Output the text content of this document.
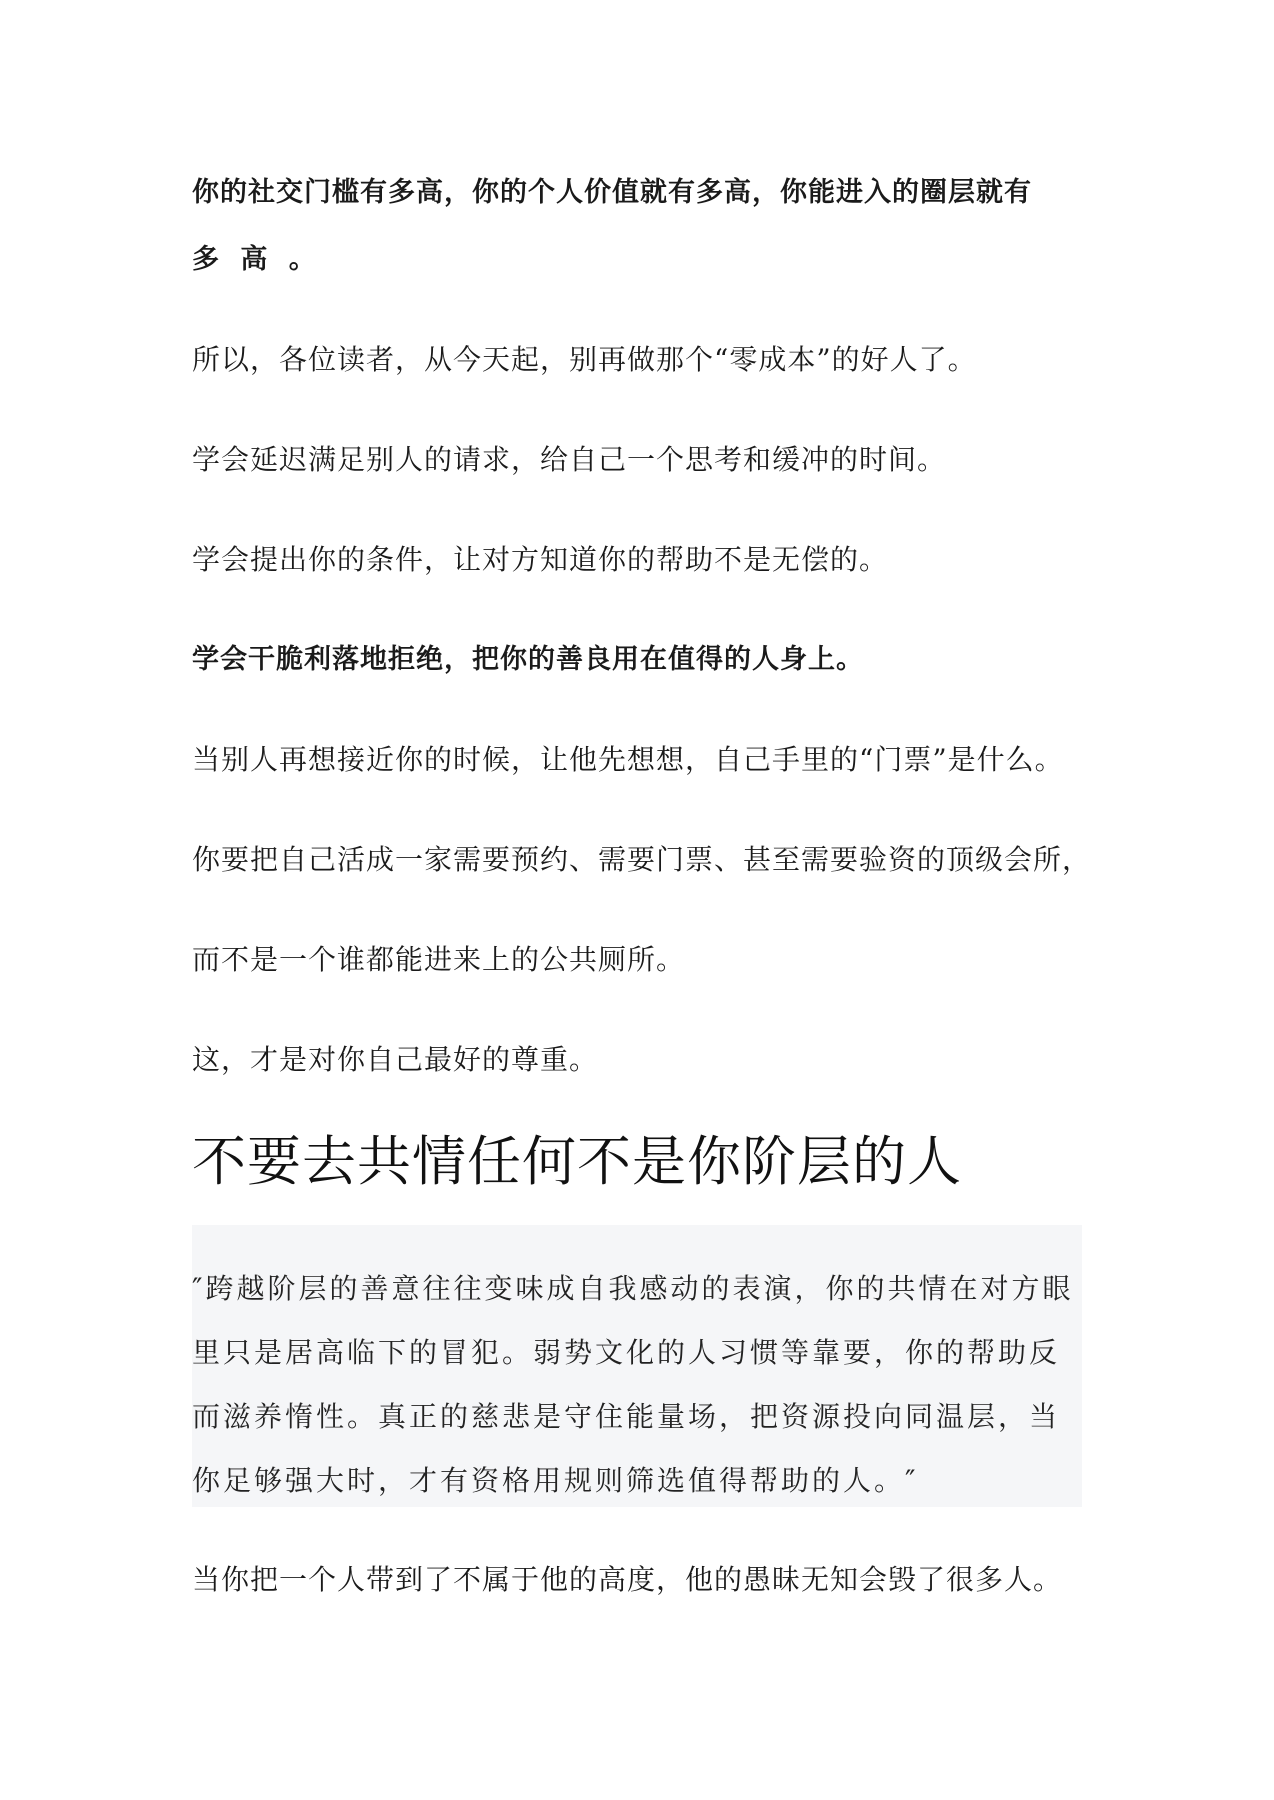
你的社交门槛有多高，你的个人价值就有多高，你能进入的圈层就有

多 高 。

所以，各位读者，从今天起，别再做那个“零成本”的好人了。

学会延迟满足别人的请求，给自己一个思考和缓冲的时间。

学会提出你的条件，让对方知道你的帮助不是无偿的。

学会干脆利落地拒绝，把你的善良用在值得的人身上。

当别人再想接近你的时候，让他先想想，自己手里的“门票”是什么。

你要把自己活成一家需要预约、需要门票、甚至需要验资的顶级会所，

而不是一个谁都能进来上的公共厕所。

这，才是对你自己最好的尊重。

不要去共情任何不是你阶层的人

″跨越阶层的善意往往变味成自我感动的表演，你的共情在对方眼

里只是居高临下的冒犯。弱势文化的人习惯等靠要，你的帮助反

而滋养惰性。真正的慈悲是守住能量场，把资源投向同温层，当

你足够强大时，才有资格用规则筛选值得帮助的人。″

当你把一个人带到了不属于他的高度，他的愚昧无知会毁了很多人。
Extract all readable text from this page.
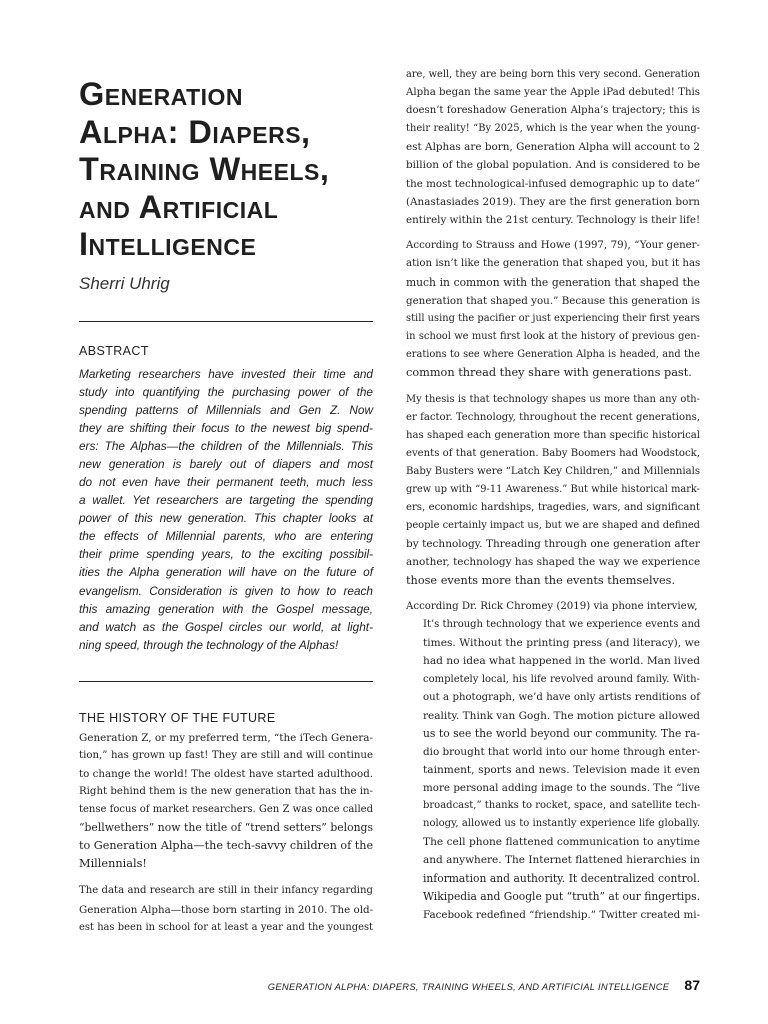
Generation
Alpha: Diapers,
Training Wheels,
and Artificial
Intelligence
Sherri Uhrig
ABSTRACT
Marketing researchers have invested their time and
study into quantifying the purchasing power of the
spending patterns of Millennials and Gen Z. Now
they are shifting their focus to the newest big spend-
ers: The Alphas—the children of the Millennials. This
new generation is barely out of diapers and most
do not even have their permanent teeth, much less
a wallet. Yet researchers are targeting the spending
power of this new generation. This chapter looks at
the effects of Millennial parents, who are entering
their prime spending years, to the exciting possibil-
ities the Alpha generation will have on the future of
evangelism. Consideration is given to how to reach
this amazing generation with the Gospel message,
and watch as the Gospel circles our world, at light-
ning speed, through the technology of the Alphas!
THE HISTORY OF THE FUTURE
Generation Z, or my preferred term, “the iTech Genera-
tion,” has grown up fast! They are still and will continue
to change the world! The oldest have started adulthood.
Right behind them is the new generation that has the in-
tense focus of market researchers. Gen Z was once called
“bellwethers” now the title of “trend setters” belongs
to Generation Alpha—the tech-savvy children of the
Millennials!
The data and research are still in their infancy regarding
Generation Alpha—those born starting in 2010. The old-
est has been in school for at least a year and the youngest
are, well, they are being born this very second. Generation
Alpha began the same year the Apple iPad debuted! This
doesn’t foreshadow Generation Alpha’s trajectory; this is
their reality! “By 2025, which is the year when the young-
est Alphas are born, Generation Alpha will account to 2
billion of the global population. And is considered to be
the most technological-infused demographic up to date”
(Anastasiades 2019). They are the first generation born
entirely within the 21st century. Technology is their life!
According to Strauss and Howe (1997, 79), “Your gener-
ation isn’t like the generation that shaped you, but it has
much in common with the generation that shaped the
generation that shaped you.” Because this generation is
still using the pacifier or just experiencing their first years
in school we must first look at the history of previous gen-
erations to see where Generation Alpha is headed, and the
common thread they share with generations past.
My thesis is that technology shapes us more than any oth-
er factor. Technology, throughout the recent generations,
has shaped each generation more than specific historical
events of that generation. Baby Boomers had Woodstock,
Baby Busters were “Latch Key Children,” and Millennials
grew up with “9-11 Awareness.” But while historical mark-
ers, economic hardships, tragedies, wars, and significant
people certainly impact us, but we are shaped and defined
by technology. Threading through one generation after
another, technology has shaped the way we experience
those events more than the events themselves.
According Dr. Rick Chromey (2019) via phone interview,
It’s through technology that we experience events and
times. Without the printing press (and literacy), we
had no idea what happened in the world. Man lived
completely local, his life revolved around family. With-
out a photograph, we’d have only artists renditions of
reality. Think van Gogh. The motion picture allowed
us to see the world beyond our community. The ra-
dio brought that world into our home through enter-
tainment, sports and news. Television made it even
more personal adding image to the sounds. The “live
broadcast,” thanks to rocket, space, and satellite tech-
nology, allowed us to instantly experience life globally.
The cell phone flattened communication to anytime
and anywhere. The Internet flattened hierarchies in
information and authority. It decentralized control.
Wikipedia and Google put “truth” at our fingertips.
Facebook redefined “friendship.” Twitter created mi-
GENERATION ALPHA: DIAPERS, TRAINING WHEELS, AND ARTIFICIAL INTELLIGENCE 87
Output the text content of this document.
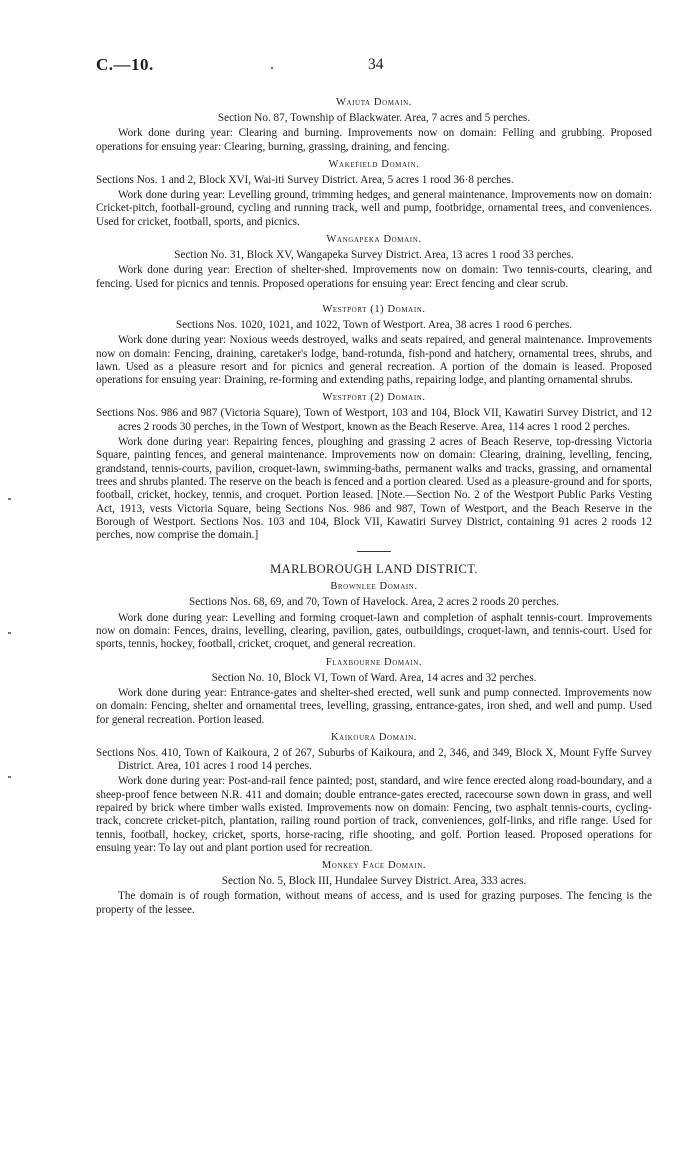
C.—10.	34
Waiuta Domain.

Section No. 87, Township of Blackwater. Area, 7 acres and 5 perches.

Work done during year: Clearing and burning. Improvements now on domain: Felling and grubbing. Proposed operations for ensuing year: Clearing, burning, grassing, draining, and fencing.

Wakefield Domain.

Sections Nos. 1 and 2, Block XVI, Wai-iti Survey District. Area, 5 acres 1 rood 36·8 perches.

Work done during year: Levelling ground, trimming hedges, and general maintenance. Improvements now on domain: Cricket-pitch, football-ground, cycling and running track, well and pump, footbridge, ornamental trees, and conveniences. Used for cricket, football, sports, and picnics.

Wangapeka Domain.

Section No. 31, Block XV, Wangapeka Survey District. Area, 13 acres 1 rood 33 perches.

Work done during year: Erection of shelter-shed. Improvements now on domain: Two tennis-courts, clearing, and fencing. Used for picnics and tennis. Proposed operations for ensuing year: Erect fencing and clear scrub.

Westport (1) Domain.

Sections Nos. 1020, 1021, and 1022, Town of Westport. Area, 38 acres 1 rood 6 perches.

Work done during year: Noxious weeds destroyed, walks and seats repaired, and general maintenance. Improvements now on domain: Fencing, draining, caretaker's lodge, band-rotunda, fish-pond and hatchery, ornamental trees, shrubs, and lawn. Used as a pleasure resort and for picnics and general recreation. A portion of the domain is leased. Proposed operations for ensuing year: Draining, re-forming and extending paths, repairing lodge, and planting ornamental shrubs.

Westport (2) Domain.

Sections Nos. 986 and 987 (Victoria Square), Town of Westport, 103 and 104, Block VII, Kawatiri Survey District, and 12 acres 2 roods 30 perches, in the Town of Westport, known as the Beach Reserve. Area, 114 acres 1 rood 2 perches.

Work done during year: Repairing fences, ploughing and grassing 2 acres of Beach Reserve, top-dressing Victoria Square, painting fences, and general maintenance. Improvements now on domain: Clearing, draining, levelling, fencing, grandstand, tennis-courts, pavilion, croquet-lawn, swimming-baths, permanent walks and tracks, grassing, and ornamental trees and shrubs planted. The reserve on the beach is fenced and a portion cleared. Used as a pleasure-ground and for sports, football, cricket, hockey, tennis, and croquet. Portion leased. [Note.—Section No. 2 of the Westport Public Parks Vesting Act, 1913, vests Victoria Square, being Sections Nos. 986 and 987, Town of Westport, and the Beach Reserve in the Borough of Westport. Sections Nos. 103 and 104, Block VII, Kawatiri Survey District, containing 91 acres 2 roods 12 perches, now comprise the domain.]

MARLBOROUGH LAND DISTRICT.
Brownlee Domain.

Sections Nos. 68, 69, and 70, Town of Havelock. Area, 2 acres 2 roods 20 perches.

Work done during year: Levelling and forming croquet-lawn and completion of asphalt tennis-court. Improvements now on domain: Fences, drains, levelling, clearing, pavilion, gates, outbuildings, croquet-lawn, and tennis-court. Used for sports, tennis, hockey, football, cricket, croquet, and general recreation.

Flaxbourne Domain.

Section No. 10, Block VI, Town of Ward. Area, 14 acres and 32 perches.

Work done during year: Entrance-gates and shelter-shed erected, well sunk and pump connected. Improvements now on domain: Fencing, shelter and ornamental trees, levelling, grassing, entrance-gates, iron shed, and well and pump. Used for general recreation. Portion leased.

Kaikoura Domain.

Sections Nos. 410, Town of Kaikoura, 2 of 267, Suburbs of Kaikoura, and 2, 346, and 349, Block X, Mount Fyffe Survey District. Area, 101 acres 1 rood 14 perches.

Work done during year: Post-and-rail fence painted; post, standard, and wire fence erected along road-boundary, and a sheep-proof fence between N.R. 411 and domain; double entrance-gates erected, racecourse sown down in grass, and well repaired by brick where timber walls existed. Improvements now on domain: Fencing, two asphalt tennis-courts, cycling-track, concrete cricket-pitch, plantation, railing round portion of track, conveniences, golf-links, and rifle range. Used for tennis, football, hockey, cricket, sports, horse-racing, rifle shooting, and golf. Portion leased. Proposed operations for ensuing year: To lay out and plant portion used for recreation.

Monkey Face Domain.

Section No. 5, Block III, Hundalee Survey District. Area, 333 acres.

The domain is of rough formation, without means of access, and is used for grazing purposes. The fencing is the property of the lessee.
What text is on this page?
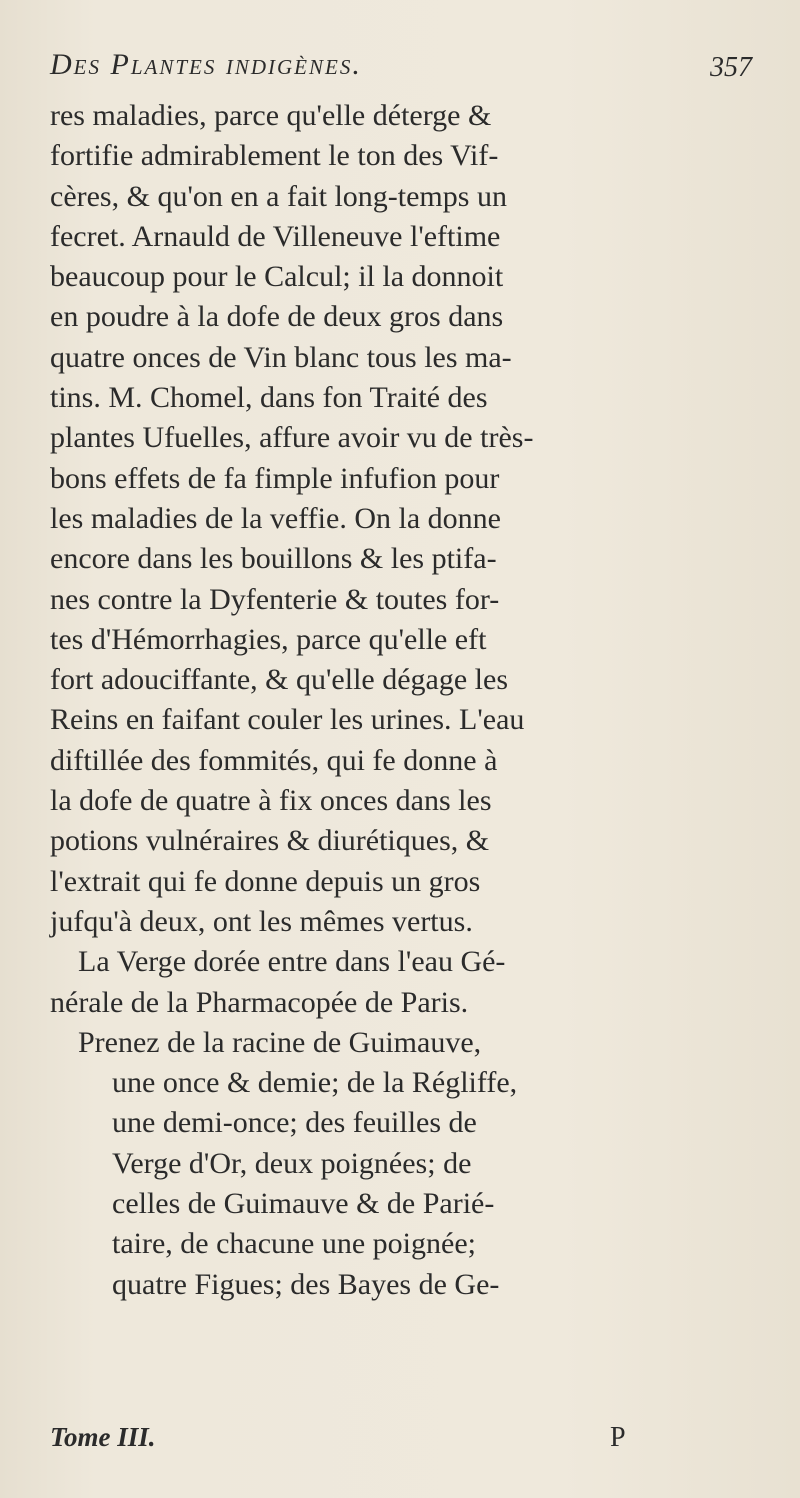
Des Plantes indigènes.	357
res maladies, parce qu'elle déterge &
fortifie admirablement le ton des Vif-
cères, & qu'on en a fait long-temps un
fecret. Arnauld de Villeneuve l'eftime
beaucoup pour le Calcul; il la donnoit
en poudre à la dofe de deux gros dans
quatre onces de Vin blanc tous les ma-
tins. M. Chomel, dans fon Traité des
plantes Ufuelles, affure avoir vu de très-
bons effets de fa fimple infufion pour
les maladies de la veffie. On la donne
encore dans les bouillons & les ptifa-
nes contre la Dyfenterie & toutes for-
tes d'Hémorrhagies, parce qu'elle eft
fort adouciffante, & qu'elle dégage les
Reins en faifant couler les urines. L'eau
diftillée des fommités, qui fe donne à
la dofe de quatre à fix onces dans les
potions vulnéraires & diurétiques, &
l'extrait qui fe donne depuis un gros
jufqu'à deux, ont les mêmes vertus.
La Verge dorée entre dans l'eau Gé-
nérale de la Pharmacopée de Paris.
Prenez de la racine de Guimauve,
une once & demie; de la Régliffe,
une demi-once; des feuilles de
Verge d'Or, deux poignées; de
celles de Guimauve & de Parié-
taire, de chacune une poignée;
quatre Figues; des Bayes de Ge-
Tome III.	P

┄┄┄┄┄┄

Aim of the task
Pick out the lines above containing the word "deux", then copy them.

Task solution
en poudre à la dofe de deux gros dans
jufqu'à deux, ont les mêmes vertus.
Verge d'Or, deux poignées; de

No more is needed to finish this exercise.